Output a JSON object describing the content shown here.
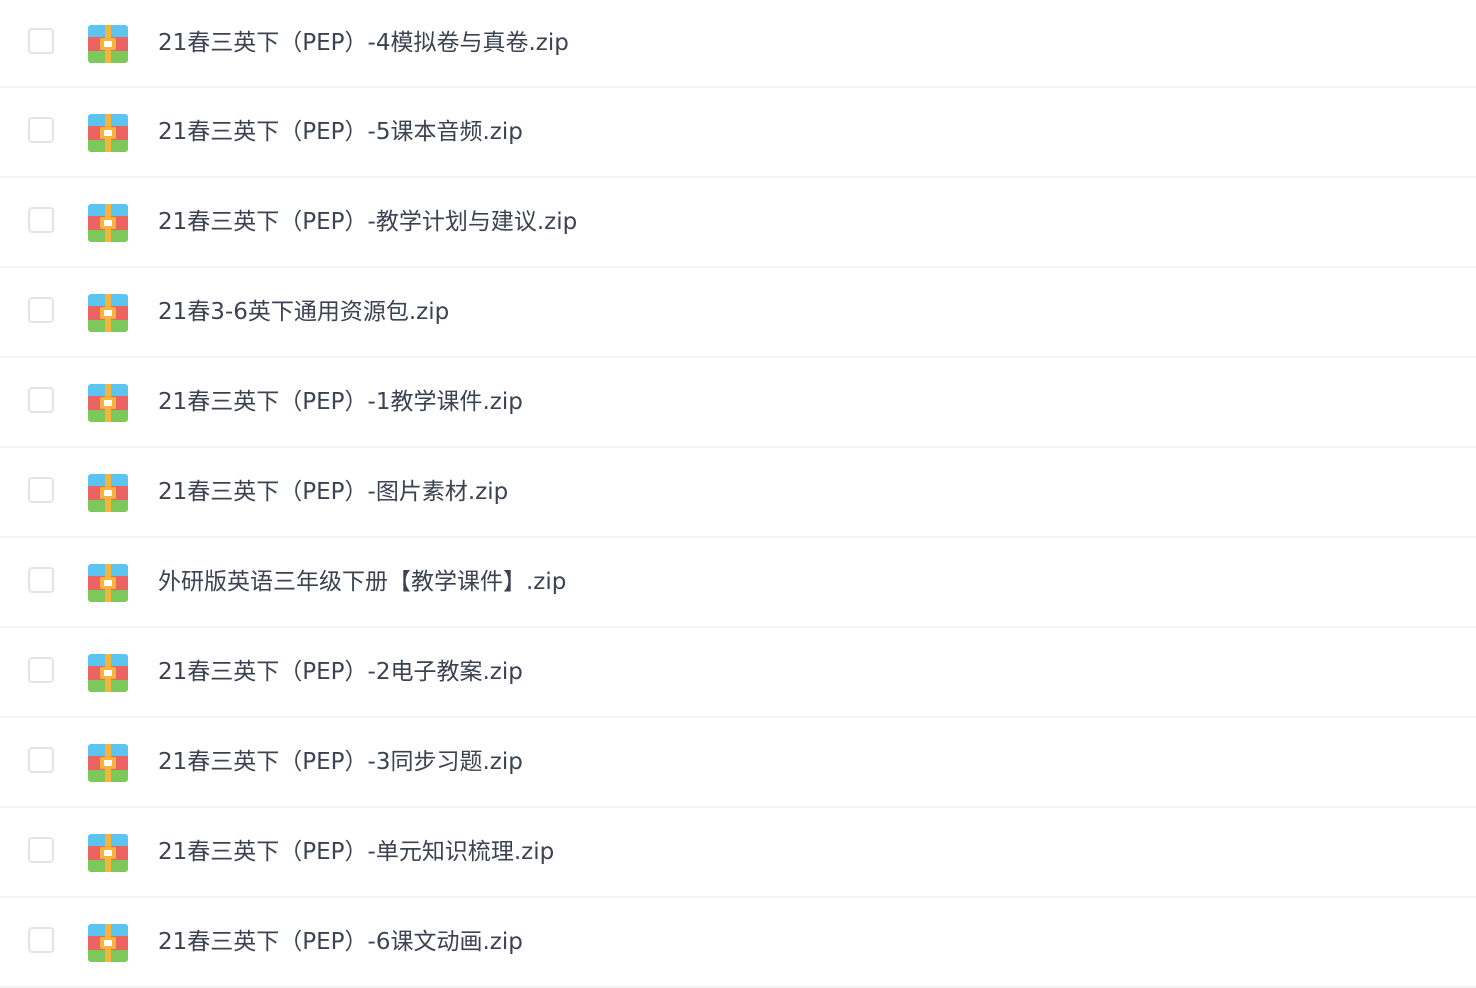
{
  "file_list": {
    "items": [
      {
        "name": "21春三英下（PEP）-4模拟卷与真卷.zip",
        "icon": "zip-archive-icon"
      },
      {
        "name": "21春三英下（PEP）-5课本音频.zip",
        "icon": "zip-archive-icon"
      },
      {
        "name": "21春三英下（PEP）-教学计划与建议.zip",
        "icon": "zip-archive-icon"
      },
      {
        "name": "21春3-6英下通用资源包.zip",
        "icon": "zip-archive-icon"
      },
      {
        "name": "21春三英下（PEP）-1教学课件.zip",
        "icon": "zip-archive-icon"
      },
      {
        "name": "21春三英下（PEP）-图片素材.zip",
        "icon": "zip-archive-icon"
      },
      {
        "name": "外研版英语三年级下册【教学课件】.zip",
        "icon": "zip-archive-icon"
      },
      {
        "name": "21春三英下（PEP）-2电子教案.zip",
        "icon": "zip-archive-icon"
      },
      {
        "name": "21春三英下（PEP）-3同步习题.zip",
        "icon": "zip-archive-icon"
      },
      {
        "name": "21春三英下（PEP）-单元知识梳理.zip",
        "icon": "zip-archive-icon"
      },
      {
        "name": "21春三英下（PEP）-6课文动画.zip",
        "icon": "zip-archive-icon"
      }
    ]
  },
  "colors": {
    "text": "#3b4252",
    "divider": "#f2f4f7",
    "checkbox_border": "#e2e4e8",
    "icon_blue": "#5bc4f0",
    "icon_red": "#ec6363",
    "icon_green": "#7cc85a",
    "icon_clasp": "#f5b43c"
  }
}
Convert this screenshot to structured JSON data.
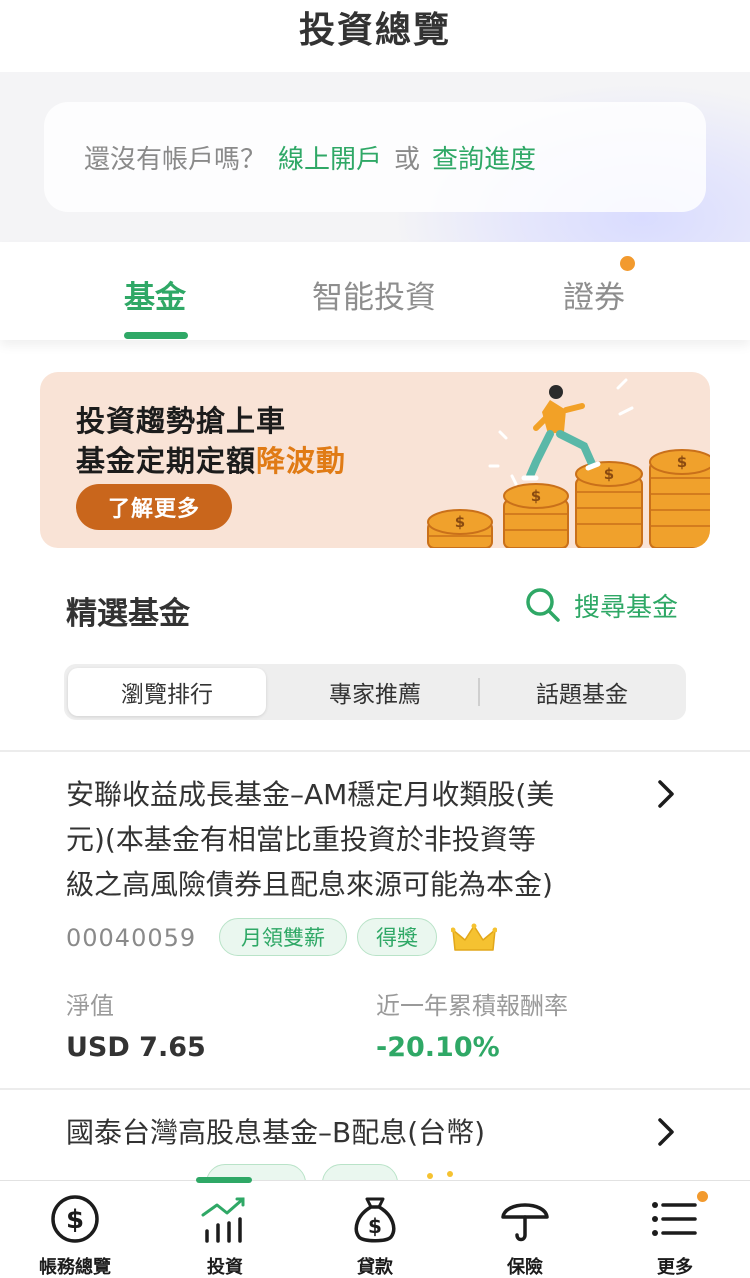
{
  "header": {
    "title": "投資總覽"
  },
  "account_prompt": {
    "question": "還沒有帳戶嗎？",
    "open_link": "線上開戶",
    "or_text": "或",
    "progress_link": "查詢進度"
  },
  "tabs": [
    {
      "label": "基金",
      "active": true
    },
    {
      "label": "智能投資",
      "active": false
    },
    {
      "label": "證券",
      "active": false,
      "has_notification": true
    }
  ],
  "banner": {
    "line1": "投資趨勢搶上車",
    "line2_prefix": "基金定期定額",
    "line2_highlight": "降波動",
    "cta": "了解更多"
  },
  "featured": {
    "title": "精選基金",
    "search_label": "搜尋基金",
    "segments": [
      {
        "label": "瀏覽排行",
        "active": true
      },
      {
        "label": "專家推薦",
        "active": false
      },
      {
        "label": "話題基金",
        "active": false
      }
    ]
  },
  "funds": [
    {
      "name_lines": [
        "安聯收益成長基金–AM穩定月收類股(美",
        "元)(本基金有相當比重投資於非投資等",
        "級之高風險債券且配息來源可能為本金)"
      ],
      "code": "00040059",
      "tags": [
        "月領雙薪",
        "得獎"
      ],
      "crown_icon": "crown-icon",
      "nav_label": "淨值",
      "nav_value": "USD 7.65",
      "return_label": "近一年累積報酬率",
      "return_value": "-20.10%"
    },
    {
      "name_lines": [
        "國泰台灣高股息基金–B配息(台幣)"
      ],
      "crown_icon": "crown-icon"
    }
  ],
  "bottom_nav": [
    {
      "label": "帳務總覽",
      "icon": "dollar-circle-icon",
      "active": false
    },
    {
      "label": "投資",
      "icon": "chart-bars-icon",
      "active": true
    },
    {
      "label": "貸款",
      "icon": "money-bag-icon",
      "active": false
    },
    {
      "label": "保險",
      "icon": "umbrella-icon",
      "active": false
    },
    {
      "label": "更多",
      "icon": "menu-list-icon",
      "active": false,
      "has_notification": true
    }
  ],
  "colors": {
    "brand_green": "#2fa866",
    "notification_orange": "#f29a2e",
    "banner_bg": "#f9e3d6",
    "banner_cta": "#c9661c",
    "highlight_orange": "#e07b15"
  }
}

◇ ◇ ◇

Repeat the preceding records precisely, and leave every picture out of the copy.

Output a JSON object describing the content shown here.
{
  "file_list": {
    "items": [
      {
        "name": "21春三英下（PEP）-4模拟卷与真卷.zip",
        "icon": "zip-archive-icon"
      },
      {
        "name": "21春三英下（PEP）-5课本音频.zip",
        "icon": "zip-archive-icon"
      },
      {
        "name": "21春三英下（PEP）-教学计划与建议.zip",
        "icon": "zip-archive-icon"
      },
      {
        "name": "21春3-6英下通用资源包.zip",
        "icon": "zip-archive-icon"
      },
      {
        "name": "21春三英下（PEP）-1教学课件.zip",
        "icon": "zip-archive-icon"
      },
      {
        "name": "21春三英下（PEP）-图片素材.zip",
        "icon": "zip-archive-icon"
      },
      {
        "name": "外研版英语三年级下册【教学课件】.zip",
        "icon": "zip-archive-icon"
      },
      {
        "name": "21春三英下（PEP）-2电子教案.zip",
        "icon": "zip-archive-icon"
      },
      {
        "name": "21春三英下（PEP）-3同步习题.zip",
        "icon": "zip-archive-icon"
      },
      {
        "name": "21春三英下（PEP）-单元知识梳理.zip",
        "icon": "zip-archive-icon"
      },
      {
        "name": "21春三英下（PEP）-6课文动画.zip",
        "icon": "zip-archive-icon"
      }
    ]
  },
  "colors": {
    "text": "#3b4252",
    "divider": "#f2f4f7",
    "checkbox_border": "#e2e4e8",
    "icon_blue": "#5bc4f0",
    "icon_red": "#ec6363",
    "icon_green": "#7cc85a",
    "icon_clasp": "#f5b43c"
  }
}
Convert this screenshot to structured JSON data.
{
  "header": {
    "title": "投資總覽"
  },
  "account_prompt": {
    "question": "還沒有帳戶嗎？",
    "open_link": "線上開戶",
    "or_text": "或",
    "progress_link": "查詢進度"
  },
  "tabs": [
    {
      "label": "基金",
      "active": true
    },
    {
      "label": "智能投資",
      "active": false
    },
    {
      "label": "證券",
      "active": false,
      "has_notification": true
    }
  ],
  "banner": {
    "line1": "投資趨勢搶上車",
    "line2_prefix": "基金定期定額",
    "line2_highlight": "降波動",
    "cta": "了解更多"
  },
  "featured": {
    "title": "精選基金",
    "search_label": "搜尋基金",
    "segments": [
      {
        "label": "瀏覽排行",
        "active": true
      },
      {
        "label": "專家推薦",
        "active": false
      },
      {
        "label": "話題基金",
        "active": false
      }
    ]
  },
  "funds": [
    {
      "name_lines": [
        "安聯收益成長基金–AM穩定月收類股(美",
        "元)(本基金有相當比重投資於非投資等",
        "級之高風險債券且配息來源可能為本金)"
      ],
      "code": "00040059",
      "tags": [
        "月領雙薪",
        "得獎"
      ],
      "crown_icon": "crown-icon",
      "nav_label": "淨值",
      "nav_value": "USD 7.65",
      "return_label": "近一年累積報酬率",
      "return_value": "-20.10%"
    },
    {
      "name_lines": [
        "國泰台灣高股息基金–B配息(台幣)"
      ],
      "crown_icon": "crown-icon"
    }
  ],
  "bottom_nav": [
    {
      "label": "帳務總覽",
      "icon": "dollar-circle-icon",
      "active": false
    },
    {
      "label": "投資",
      "icon": "chart-bars-icon",
      "active": true
    },
    {
      "label": "貸款",
      "icon": "money-bag-icon",
      "active": false
    },
    {
      "label": "保險",
      "icon": "umbrella-icon",
      "active": false
    },
    {
      "label": "更多",
      "icon": "menu-list-icon",
      "active": false,
      "has_notification": true
    }
  ],
  "colors": {
    "brand_green": "#2fa866",
    "notification_orange": "#f29a2e",
    "banner_bg": "#f9e3d6",
    "banner_cta": "#c9661c",
    "highlight_orange": "#e07b15"
  }
}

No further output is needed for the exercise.